■ **Exercise brief**: Which lines include the word "name"? Copy each of them.

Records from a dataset

►

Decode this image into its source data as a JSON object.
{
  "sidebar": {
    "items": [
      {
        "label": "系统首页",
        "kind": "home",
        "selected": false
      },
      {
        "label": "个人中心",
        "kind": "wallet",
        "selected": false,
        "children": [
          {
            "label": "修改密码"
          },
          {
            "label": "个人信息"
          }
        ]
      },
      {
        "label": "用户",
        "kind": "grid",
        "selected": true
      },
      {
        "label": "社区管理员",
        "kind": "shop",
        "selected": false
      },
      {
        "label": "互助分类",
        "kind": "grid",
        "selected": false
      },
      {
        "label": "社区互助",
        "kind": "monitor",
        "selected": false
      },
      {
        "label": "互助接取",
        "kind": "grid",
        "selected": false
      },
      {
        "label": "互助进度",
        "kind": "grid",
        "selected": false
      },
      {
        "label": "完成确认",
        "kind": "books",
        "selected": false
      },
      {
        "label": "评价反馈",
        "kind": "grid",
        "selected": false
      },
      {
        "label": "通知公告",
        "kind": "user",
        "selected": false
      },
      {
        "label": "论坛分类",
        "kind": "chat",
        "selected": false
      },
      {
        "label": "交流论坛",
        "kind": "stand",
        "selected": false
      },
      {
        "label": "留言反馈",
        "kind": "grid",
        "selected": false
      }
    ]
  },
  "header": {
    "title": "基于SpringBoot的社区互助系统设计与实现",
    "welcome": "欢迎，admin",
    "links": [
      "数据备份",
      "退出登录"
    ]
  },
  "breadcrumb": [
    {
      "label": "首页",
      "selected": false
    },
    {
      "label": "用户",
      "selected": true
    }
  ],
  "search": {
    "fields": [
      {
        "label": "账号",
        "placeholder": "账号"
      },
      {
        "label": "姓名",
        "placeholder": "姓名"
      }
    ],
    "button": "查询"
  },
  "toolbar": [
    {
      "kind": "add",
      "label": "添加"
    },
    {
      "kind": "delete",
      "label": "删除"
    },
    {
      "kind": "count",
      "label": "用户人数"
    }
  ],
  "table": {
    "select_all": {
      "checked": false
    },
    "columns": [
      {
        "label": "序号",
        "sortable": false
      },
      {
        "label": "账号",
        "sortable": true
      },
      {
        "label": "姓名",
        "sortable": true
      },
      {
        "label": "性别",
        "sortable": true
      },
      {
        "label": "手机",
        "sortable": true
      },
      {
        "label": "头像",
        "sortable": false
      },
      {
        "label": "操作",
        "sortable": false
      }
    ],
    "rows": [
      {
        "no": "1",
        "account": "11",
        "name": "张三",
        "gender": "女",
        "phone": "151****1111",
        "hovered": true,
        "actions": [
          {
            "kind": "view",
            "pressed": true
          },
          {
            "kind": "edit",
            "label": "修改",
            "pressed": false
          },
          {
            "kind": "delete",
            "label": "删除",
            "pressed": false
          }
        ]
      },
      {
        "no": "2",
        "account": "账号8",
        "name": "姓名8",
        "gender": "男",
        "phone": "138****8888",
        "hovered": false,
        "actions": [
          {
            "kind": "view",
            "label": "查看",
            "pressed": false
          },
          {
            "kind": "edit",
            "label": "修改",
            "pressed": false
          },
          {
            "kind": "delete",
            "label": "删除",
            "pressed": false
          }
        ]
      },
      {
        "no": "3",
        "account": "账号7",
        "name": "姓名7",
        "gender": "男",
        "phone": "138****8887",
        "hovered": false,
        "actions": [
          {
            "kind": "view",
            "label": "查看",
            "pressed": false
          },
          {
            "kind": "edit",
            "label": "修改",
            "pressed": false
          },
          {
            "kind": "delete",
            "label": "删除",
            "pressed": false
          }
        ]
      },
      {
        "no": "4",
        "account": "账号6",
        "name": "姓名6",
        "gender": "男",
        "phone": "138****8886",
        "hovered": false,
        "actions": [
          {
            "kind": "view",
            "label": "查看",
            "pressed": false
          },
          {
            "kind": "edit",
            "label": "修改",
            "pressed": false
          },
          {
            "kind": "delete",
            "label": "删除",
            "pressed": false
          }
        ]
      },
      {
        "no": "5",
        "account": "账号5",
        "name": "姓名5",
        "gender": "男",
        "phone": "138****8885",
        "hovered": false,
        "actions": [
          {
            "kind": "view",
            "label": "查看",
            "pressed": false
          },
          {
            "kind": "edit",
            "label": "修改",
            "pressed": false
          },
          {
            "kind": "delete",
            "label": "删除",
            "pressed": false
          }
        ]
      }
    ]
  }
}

◄

■ **Complete output**:
        "name": "张三",
        "name": "姓名8",
        "name": "姓名7",
        "name": "姓名6",
        "name": "姓名5",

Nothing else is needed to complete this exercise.